— BEGIN RECORDS TO USE —
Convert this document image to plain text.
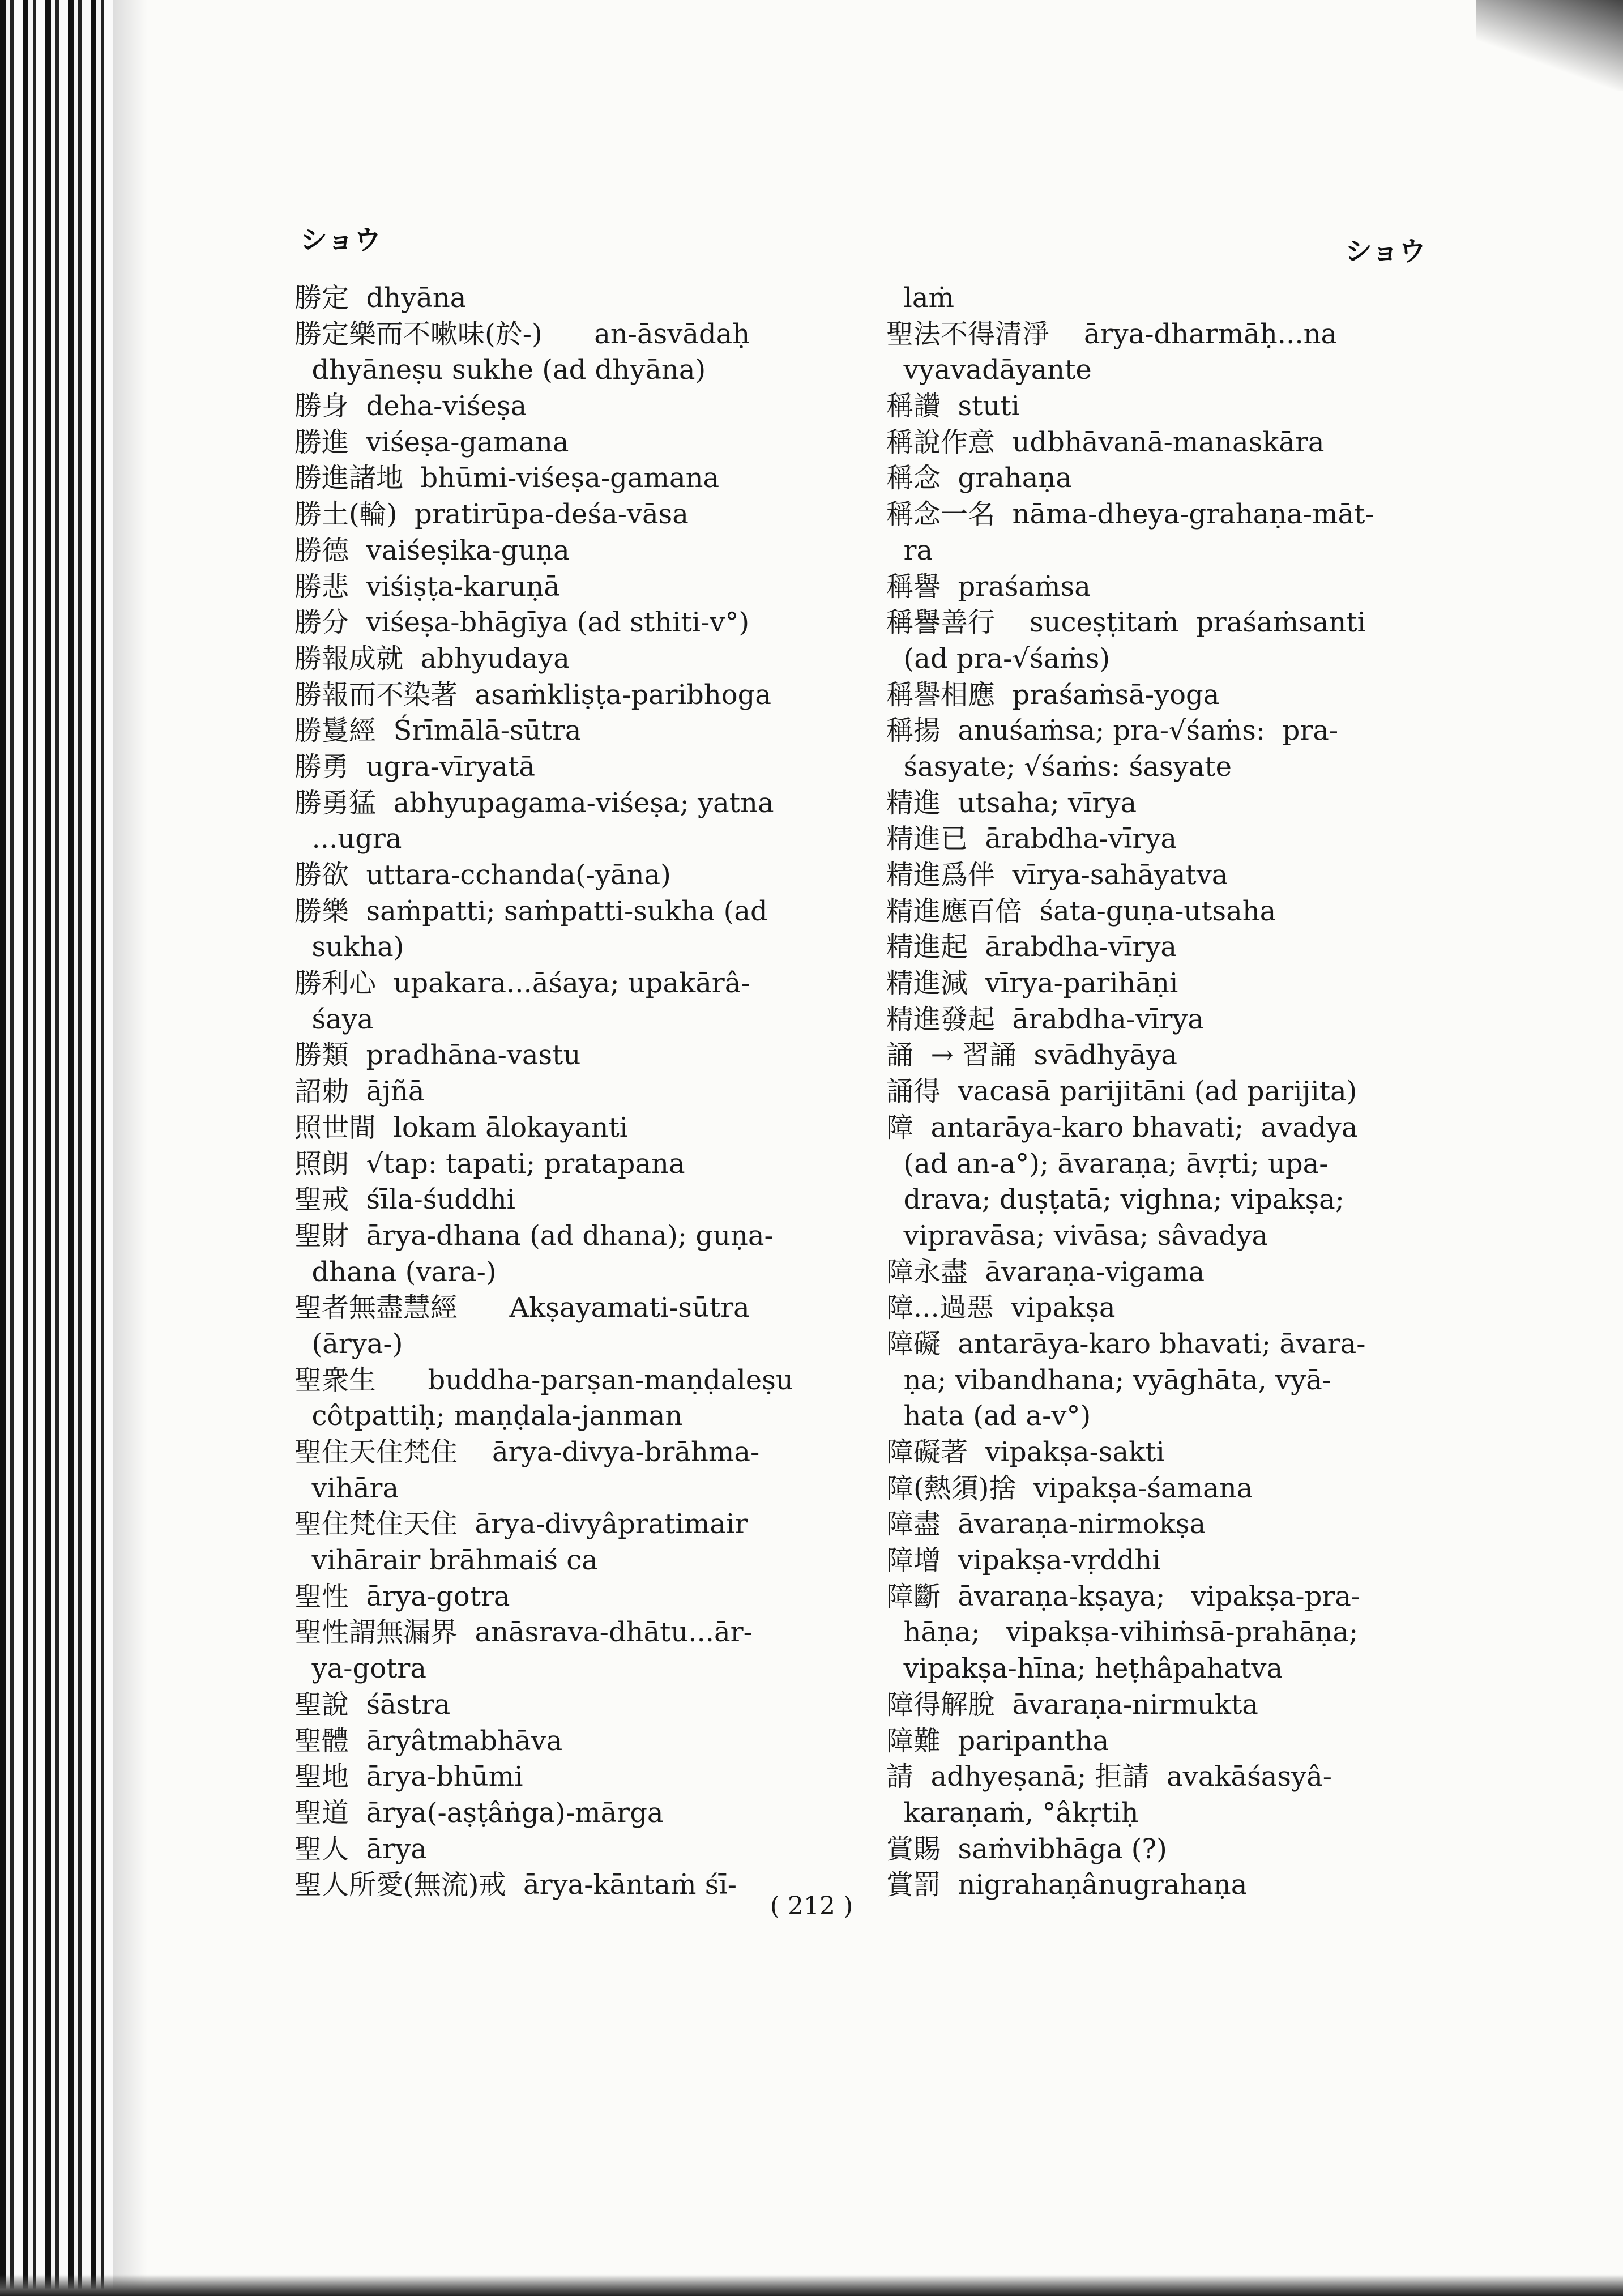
ショウ	ショウ
勝定  dhyāna
勝定樂而不嗽味(於-)      an-āsvādaḥ
dhyāneṣu sukhe (ad dhyāna)
勝身  deha-viśeṣa
勝進  viśeṣa-gamana
勝進諸地  bhūmi-viśeṣa-gamana
勝土(輪)  pratirūpa-deśa-vāsa
勝德  vaiśeṣika-guṇa
勝悲  viśiṣṭa-karuṇā
勝分  viśeṣa-bhāgīya (ad sthiti-v°)
勝報成就  abhyudaya
勝報而不染著  asaṁkliṣṭa-paribhoga
勝鬘經  Śrīmālā-sūtra
勝勇  ugra-vīryatā
勝勇猛  abhyupagama-viśeṣa; yatna
...ugra
勝欲  uttara-cchanda(-yāna)
勝樂  saṁpatti; saṁpatti-sukha (ad
sukha)
勝利心  upakara...āśaya; upakārâ-
śaya
勝類  pradhāna-vastu
詔勅  ājñā
照世間  lokam ālokayanti
照朗  √tap: tapati; pratapana
聖戒  śīla-śuddhi
聖財  ārya-dhana (ad dhana); guṇa-
dhana (vara-)
聖者無盡慧經      Akṣayamati-sūtra
(ārya-)
聖衆生      buddha-parṣan-maṇḍaleṣu
côtpattiḥ; maṇḍala-janman
聖住天住梵住    ārya-divya-brāhma-
vihāra
聖住梵住天住  ārya-divyâpratimair
vihārair brāhmaiś ca
聖性  ārya-gotra
聖性謂無漏界  anāsrava-dhātu...ār-
ya-gotra
聖說  śāstra
聖體  āryâtmabhāva
聖地  ārya-bhūmi
聖道  ārya(-aṣṭâṅga)-mārga
聖人  ārya
聖人所愛(無流)戒  ārya-kāntaṁ śī-
laṁ
聖法不得清淨    ārya-dharmāḥ...na
vyavadāyante
稱讚  stuti
稱說作意  udbhāvanā-manaskāra
稱念  grahaṇa
稱念一名  nāma-dheya-grahaṇa-māt-
ra
稱譽  praśaṁsa
稱譽善行    suceṣṭitaṁ  praśaṁsanti
(ad pra-√śaṁs)
稱譽相應  praśaṁsā-yoga
稱揚  anuśaṁsa; pra-√śaṁs:  pra-
śasyate; √śaṁs: śasyate
精進  utsaha; vīrya
精進已  ārabdha-vīrya
精進爲伴  vīrya-sahāyatva
精進應百倍  śata-guṇa-utsaha
精進起  ārabdha-vīrya
精進減  vīrya-parihāṇi
精進發起  ārabdha-vīrya
誦  → 習誦  svādhyāya
誦得  vacasā parijitāni (ad parijita)
障  antarāya-karo bhavati;  avadya
(ad an-a°); āvaraṇa; āvṛti; upa-
drava; duṣṭatā; vighna; vipakṣa;
vipravāsa; vivāsa; sâvadya
障永盡  āvaraṇa-vigama
障...過惡  vipakṣa
障礙  antarāya-karo bhavati; āvara-
ṇa; vibandhana; vyāghāta, vyā-
hata (ad a-v°)
障礙著  vipakṣa-sakti
障(熱須)捨  vipakṣa-śamana
障盡  āvaraṇa-nirmokṣa
障增  vipakṣa-vṛddhi
障斷  āvaraṇa-kṣaya;   vipakṣa-pra-
hāṇa;   vipakṣa-vihiṁsā-prahāṇa;
vipakṣa-hīna; heṭhâpahatva
障得解脫  āvaraṇa-nirmukta
障難  paripantha
請  adhyeṣanā; 拒請  avakāśasyâ-
karaṇaṁ, °âkṛtiḥ
賞賜  saṁvibhāga (?)
賞罰  nigrahaṇânugrahaṇa
( 212 )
— END RECORDS TO USE —
- _TASK DETAILS_: Every line above should be repeated exactly; pictures stay out of the copy.

- _FULL ANSWER_:
Convert this document image to plain text.
ショウ	ショウ
勝定  dhyāna
勝定樂而不嗽味(於-)      an-āsvādaḥ
dhyāneṣu sukhe (ad dhyāna)
勝身  deha-viśeṣa
勝進  viśeṣa-gamana
勝進諸地  bhūmi-viśeṣa-gamana
勝土(輪)  pratirūpa-deśa-vāsa
勝德  vaiśeṣika-guṇa
勝悲  viśiṣṭa-karuṇā
勝分  viśeṣa-bhāgīya (ad sthiti-v°)
勝報成就  abhyudaya
勝報而不染著  asaṁkliṣṭa-paribhoga
勝鬘經  Śrīmālā-sūtra
勝勇  ugra-vīryatā
勝勇猛  abhyupagama-viśeṣa; yatna
...ugra
勝欲  uttara-cchanda(-yāna)
勝樂  saṁpatti; saṁpatti-sukha (ad
sukha)
勝利心  upakara...āśaya; upakārâ-
śaya
勝類  pradhāna-vastu
詔勅  ājñā
照世間  lokam ālokayanti
照朗  √tap: tapati; pratapana
聖戒  śīla-śuddhi
聖財  ārya-dhana (ad dhana); guṇa-
dhana (vara-)
聖者無盡慧經      Akṣayamati-sūtra
(ārya-)
聖衆生      buddha-parṣan-maṇḍaleṣu
côtpattiḥ; maṇḍala-janman
聖住天住梵住    ārya-divya-brāhma-
vihāra
聖住梵住天住  ārya-divyâpratimair
vihārair brāhmaiś ca
聖性  ārya-gotra
聖性謂無漏界  anāsrava-dhātu...ār-
ya-gotra
聖說  śāstra
聖體  āryâtmabhāva
聖地  ārya-bhūmi
聖道  ārya(-aṣṭâṅga)-mārga
聖人  ārya
聖人所愛(無流)戒  ārya-kāntaṁ śī-
laṁ
聖法不得清淨    ārya-dharmāḥ...na
vyavadāyante
稱讚  stuti
稱說作意  udbhāvanā-manaskāra
稱念  grahaṇa
稱念一名  nāma-dheya-grahaṇa-māt-
ra
稱譽  praśaṁsa
稱譽善行    suceṣṭitaṁ  praśaṁsanti
(ad pra-√śaṁs)
稱譽相應  praśaṁsā-yoga
稱揚  anuśaṁsa; pra-√śaṁs:  pra-
śasyate; √śaṁs: śasyate
精進  utsaha; vīrya
精進已  ārabdha-vīrya
精進爲伴  vīrya-sahāyatva
精進應百倍  śata-guṇa-utsaha
精進起  ārabdha-vīrya
精進減  vīrya-parihāṇi
精進發起  ārabdha-vīrya
誦  → 習誦  svādhyāya
誦得  vacasā parijitāni (ad parijita)
障  antarāya-karo bhavati;  avadya
(ad an-a°); āvaraṇa; āvṛti; upa-
drava; duṣṭatā; vighna; vipakṣa;
vipravāsa; vivāsa; sâvadya
障永盡  āvaraṇa-vigama
障...過惡  vipakṣa
障礙  antarāya-karo bhavati; āvara-
ṇa; vibandhana; vyāghāta, vyā-
hata (ad a-v°)
障礙著  vipakṣa-sakti
障(熱須)捨  vipakṣa-śamana
障盡  āvaraṇa-nirmokṣa
障增  vipakṣa-vṛddhi
障斷  āvaraṇa-kṣaya;   vipakṣa-pra-
hāṇa;   vipakṣa-vihiṁsā-prahāṇa;
vipakṣa-hīna; heṭhâpahatva
障得解脫  āvaraṇa-nirmukta
障難  paripantha
請  adhyeṣanā; 拒請  avakāśasyâ-
karaṇaṁ, °âkṛtiḥ
賞賜  saṁvibhāga (?)
賞罰  nigrahaṇânugrahaṇa
( 212 )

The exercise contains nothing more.